-- Begin STORED ROWS --

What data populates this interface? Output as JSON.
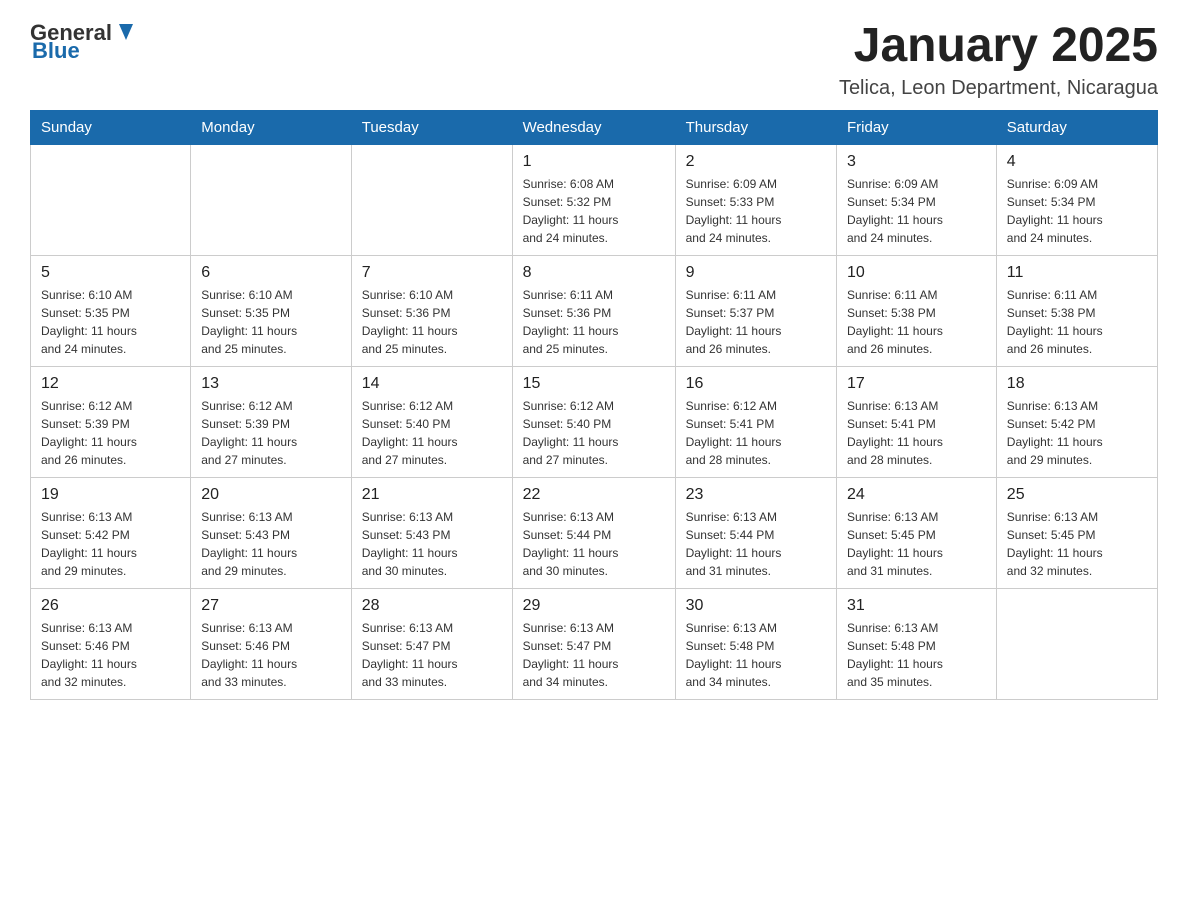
{
  "header": {
    "logo": {
      "general": "General",
      "blue": "Blue"
    },
    "title": "January 2025",
    "location": "Telica, Leon Department, Nicaragua"
  },
  "calendar": {
    "days_of_week": [
      "Sunday",
      "Monday",
      "Tuesday",
      "Wednesday",
      "Thursday",
      "Friday",
      "Saturday"
    ],
    "weeks": [
      [
        {
          "day": "",
          "info": ""
        },
        {
          "day": "",
          "info": ""
        },
        {
          "day": "",
          "info": ""
        },
        {
          "day": "1",
          "info": "Sunrise: 6:08 AM\nSunset: 5:32 PM\nDaylight: 11 hours\nand 24 minutes."
        },
        {
          "day": "2",
          "info": "Sunrise: 6:09 AM\nSunset: 5:33 PM\nDaylight: 11 hours\nand 24 minutes."
        },
        {
          "day": "3",
          "info": "Sunrise: 6:09 AM\nSunset: 5:34 PM\nDaylight: 11 hours\nand 24 minutes."
        },
        {
          "day": "4",
          "info": "Sunrise: 6:09 AM\nSunset: 5:34 PM\nDaylight: 11 hours\nand 24 minutes."
        }
      ],
      [
        {
          "day": "5",
          "info": "Sunrise: 6:10 AM\nSunset: 5:35 PM\nDaylight: 11 hours\nand 24 minutes."
        },
        {
          "day": "6",
          "info": "Sunrise: 6:10 AM\nSunset: 5:35 PM\nDaylight: 11 hours\nand 25 minutes."
        },
        {
          "day": "7",
          "info": "Sunrise: 6:10 AM\nSunset: 5:36 PM\nDaylight: 11 hours\nand 25 minutes."
        },
        {
          "day": "8",
          "info": "Sunrise: 6:11 AM\nSunset: 5:36 PM\nDaylight: 11 hours\nand 25 minutes."
        },
        {
          "day": "9",
          "info": "Sunrise: 6:11 AM\nSunset: 5:37 PM\nDaylight: 11 hours\nand 26 minutes."
        },
        {
          "day": "10",
          "info": "Sunrise: 6:11 AM\nSunset: 5:38 PM\nDaylight: 11 hours\nand 26 minutes."
        },
        {
          "day": "11",
          "info": "Sunrise: 6:11 AM\nSunset: 5:38 PM\nDaylight: 11 hours\nand 26 minutes."
        }
      ],
      [
        {
          "day": "12",
          "info": "Sunrise: 6:12 AM\nSunset: 5:39 PM\nDaylight: 11 hours\nand 26 minutes."
        },
        {
          "day": "13",
          "info": "Sunrise: 6:12 AM\nSunset: 5:39 PM\nDaylight: 11 hours\nand 27 minutes."
        },
        {
          "day": "14",
          "info": "Sunrise: 6:12 AM\nSunset: 5:40 PM\nDaylight: 11 hours\nand 27 minutes."
        },
        {
          "day": "15",
          "info": "Sunrise: 6:12 AM\nSunset: 5:40 PM\nDaylight: 11 hours\nand 27 minutes."
        },
        {
          "day": "16",
          "info": "Sunrise: 6:12 AM\nSunset: 5:41 PM\nDaylight: 11 hours\nand 28 minutes."
        },
        {
          "day": "17",
          "info": "Sunrise: 6:13 AM\nSunset: 5:41 PM\nDaylight: 11 hours\nand 28 minutes."
        },
        {
          "day": "18",
          "info": "Sunrise: 6:13 AM\nSunset: 5:42 PM\nDaylight: 11 hours\nand 29 minutes."
        }
      ],
      [
        {
          "day": "19",
          "info": "Sunrise: 6:13 AM\nSunset: 5:42 PM\nDaylight: 11 hours\nand 29 minutes."
        },
        {
          "day": "20",
          "info": "Sunrise: 6:13 AM\nSunset: 5:43 PM\nDaylight: 11 hours\nand 29 minutes."
        },
        {
          "day": "21",
          "info": "Sunrise: 6:13 AM\nSunset: 5:43 PM\nDaylight: 11 hours\nand 30 minutes."
        },
        {
          "day": "22",
          "info": "Sunrise: 6:13 AM\nSunset: 5:44 PM\nDaylight: 11 hours\nand 30 minutes."
        },
        {
          "day": "23",
          "info": "Sunrise: 6:13 AM\nSunset: 5:44 PM\nDaylight: 11 hours\nand 31 minutes."
        },
        {
          "day": "24",
          "info": "Sunrise: 6:13 AM\nSunset: 5:45 PM\nDaylight: 11 hours\nand 31 minutes."
        },
        {
          "day": "25",
          "info": "Sunrise: 6:13 AM\nSunset: 5:45 PM\nDaylight: 11 hours\nand 32 minutes."
        }
      ],
      [
        {
          "day": "26",
          "info": "Sunrise: 6:13 AM\nSunset: 5:46 PM\nDaylight: 11 hours\nand 32 minutes."
        },
        {
          "day": "27",
          "info": "Sunrise: 6:13 AM\nSunset: 5:46 PM\nDaylight: 11 hours\nand 33 minutes."
        },
        {
          "day": "28",
          "info": "Sunrise: 6:13 AM\nSunset: 5:47 PM\nDaylight: 11 hours\nand 33 minutes."
        },
        {
          "day": "29",
          "info": "Sunrise: 6:13 AM\nSunset: 5:47 PM\nDaylight: 11 hours\nand 34 minutes."
        },
        {
          "day": "30",
          "info": "Sunrise: 6:13 AM\nSunset: 5:48 PM\nDaylight: 11 hours\nand 34 minutes."
        },
        {
          "day": "31",
          "info": "Sunrise: 6:13 AM\nSunset: 5:48 PM\nDaylight: 11 hours\nand 35 minutes."
        },
        {
          "day": "",
          "info": ""
        }
      ]
    ]
  }
}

-- End STORED ROWS --

**EXERCISE DESCRIPTION**
Omit all pictures while transcribing the entries verbatim.

**EXERCISE RESULT**
What data populates this interface? Output as JSON.
{
  "header": {
    "logo": {
      "general": "General",
      "blue": "Blue"
    },
    "title": "January 2025",
    "location": "Telica, Leon Department, Nicaragua"
  },
  "calendar": {
    "days_of_week": [
      "Sunday",
      "Monday",
      "Tuesday",
      "Wednesday",
      "Thursday",
      "Friday",
      "Saturday"
    ],
    "weeks": [
      [
        {
          "day": "",
          "info": ""
        },
        {
          "day": "",
          "info": ""
        },
        {
          "day": "",
          "info": ""
        },
        {
          "day": "1",
          "info": "Sunrise: 6:08 AM\nSunset: 5:32 PM\nDaylight: 11 hours\nand 24 minutes."
        },
        {
          "day": "2",
          "info": "Sunrise: 6:09 AM\nSunset: 5:33 PM\nDaylight: 11 hours\nand 24 minutes."
        },
        {
          "day": "3",
          "info": "Sunrise: 6:09 AM\nSunset: 5:34 PM\nDaylight: 11 hours\nand 24 minutes."
        },
        {
          "day": "4",
          "info": "Sunrise: 6:09 AM\nSunset: 5:34 PM\nDaylight: 11 hours\nand 24 minutes."
        }
      ],
      [
        {
          "day": "5",
          "info": "Sunrise: 6:10 AM\nSunset: 5:35 PM\nDaylight: 11 hours\nand 24 minutes."
        },
        {
          "day": "6",
          "info": "Sunrise: 6:10 AM\nSunset: 5:35 PM\nDaylight: 11 hours\nand 25 minutes."
        },
        {
          "day": "7",
          "info": "Sunrise: 6:10 AM\nSunset: 5:36 PM\nDaylight: 11 hours\nand 25 minutes."
        },
        {
          "day": "8",
          "info": "Sunrise: 6:11 AM\nSunset: 5:36 PM\nDaylight: 11 hours\nand 25 minutes."
        },
        {
          "day": "9",
          "info": "Sunrise: 6:11 AM\nSunset: 5:37 PM\nDaylight: 11 hours\nand 26 minutes."
        },
        {
          "day": "10",
          "info": "Sunrise: 6:11 AM\nSunset: 5:38 PM\nDaylight: 11 hours\nand 26 minutes."
        },
        {
          "day": "11",
          "info": "Sunrise: 6:11 AM\nSunset: 5:38 PM\nDaylight: 11 hours\nand 26 minutes."
        }
      ],
      [
        {
          "day": "12",
          "info": "Sunrise: 6:12 AM\nSunset: 5:39 PM\nDaylight: 11 hours\nand 26 minutes."
        },
        {
          "day": "13",
          "info": "Sunrise: 6:12 AM\nSunset: 5:39 PM\nDaylight: 11 hours\nand 27 minutes."
        },
        {
          "day": "14",
          "info": "Sunrise: 6:12 AM\nSunset: 5:40 PM\nDaylight: 11 hours\nand 27 minutes."
        },
        {
          "day": "15",
          "info": "Sunrise: 6:12 AM\nSunset: 5:40 PM\nDaylight: 11 hours\nand 27 minutes."
        },
        {
          "day": "16",
          "info": "Sunrise: 6:12 AM\nSunset: 5:41 PM\nDaylight: 11 hours\nand 28 minutes."
        },
        {
          "day": "17",
          "info": "Sunrise: 6:13 AM\nSunset: 5:41 PM\nDaylight: 11 hours\nand 28 minutes."
        },
        {
          "day": "18",
          "info": "Sunrise: 6:13 AM\nSunset: 5:42 PM\nDaylight: 11 hours\nand 29 minutes."
        }
      ],
      [
        {
          "day": "19",
          "info": "Sunrise: 6:13 AM\nSunset: 5:42 PM\nDaylight: 11 hours\nand 29 minutes."
        },
        {
          "day": "20",
          "info": "Sunrise: 6:13 AM\nSunset: 5:43 PM\nDaylight: 11 hours\nand 29 minutes."
        },
        {
          "day": "21",
          "info": "Sunrise: 6:13 AM\nSunset: 5:43 PM\nDaylight: 11 hours\nand 30 minutes."
        },
        {
          "day": "22",
          "info": "Sunrise: 6:13 AM\nSunset: 5:44 PM\nDaylight: 11 hours\nand 30 minutes."
        },
        {
          "day": "23",
          "info": "Sunrise: 6:13 AM\nSunset: 5:44 PM\nDaylight: 11 hours\nand 31 minutes."
        },
        {
          "day": "24",
          "info": "Sunrise: 6:13 AM\nSunset: 5:45 PM\nDaylight: 11 hours\nand 31 minutes."
        },
        {
          "day": "25",
          "info": "Sunrise: 6:13 AM\nSunset: 5:45 PM\nDaylight: 11 hours\nand 32 minutes."
        }
      ],
      [
        {
          "day": "26",
          "info": "Sunrise: 6:13 AM\nSunset: 5:46 PM\nDaylight: 11 hours\nand 32 minutes."
        },
        {
          "day": "27",
          "info": "Sunrise: 6:13 AM\nSunset: 5:46 PM\nDaylight: 11 hours\nand 33 minutes."
        },
        {
          "day": "28",
          "info": "Sunrise: 6:13 AM\nSunset: 5:47 PM\nDaylight: 11 hours\nand 33 minutes."
        },
        {
          "day": "29",
          "info": "Sunrise: 6:13 AM\nSunset: 5:47 PM\nDaylight: 11 hours\nand 34 minutes."
        },
        {
          "day": "30",
          "info": "Sunrise: 6:13 AM\nSunset: 5:48 PM\nDaylight: 11 hours\nand 34 minutes."
        },
        {
          "day": "31",
          "info": "Sunrise: 6:13 AM\nSunset: 5:48 PM\nDaylight: 11 hours\nand 35 minutes."
        },
        {
          "day": "",
          "info": ""
        }
      ]
    ]
  }
}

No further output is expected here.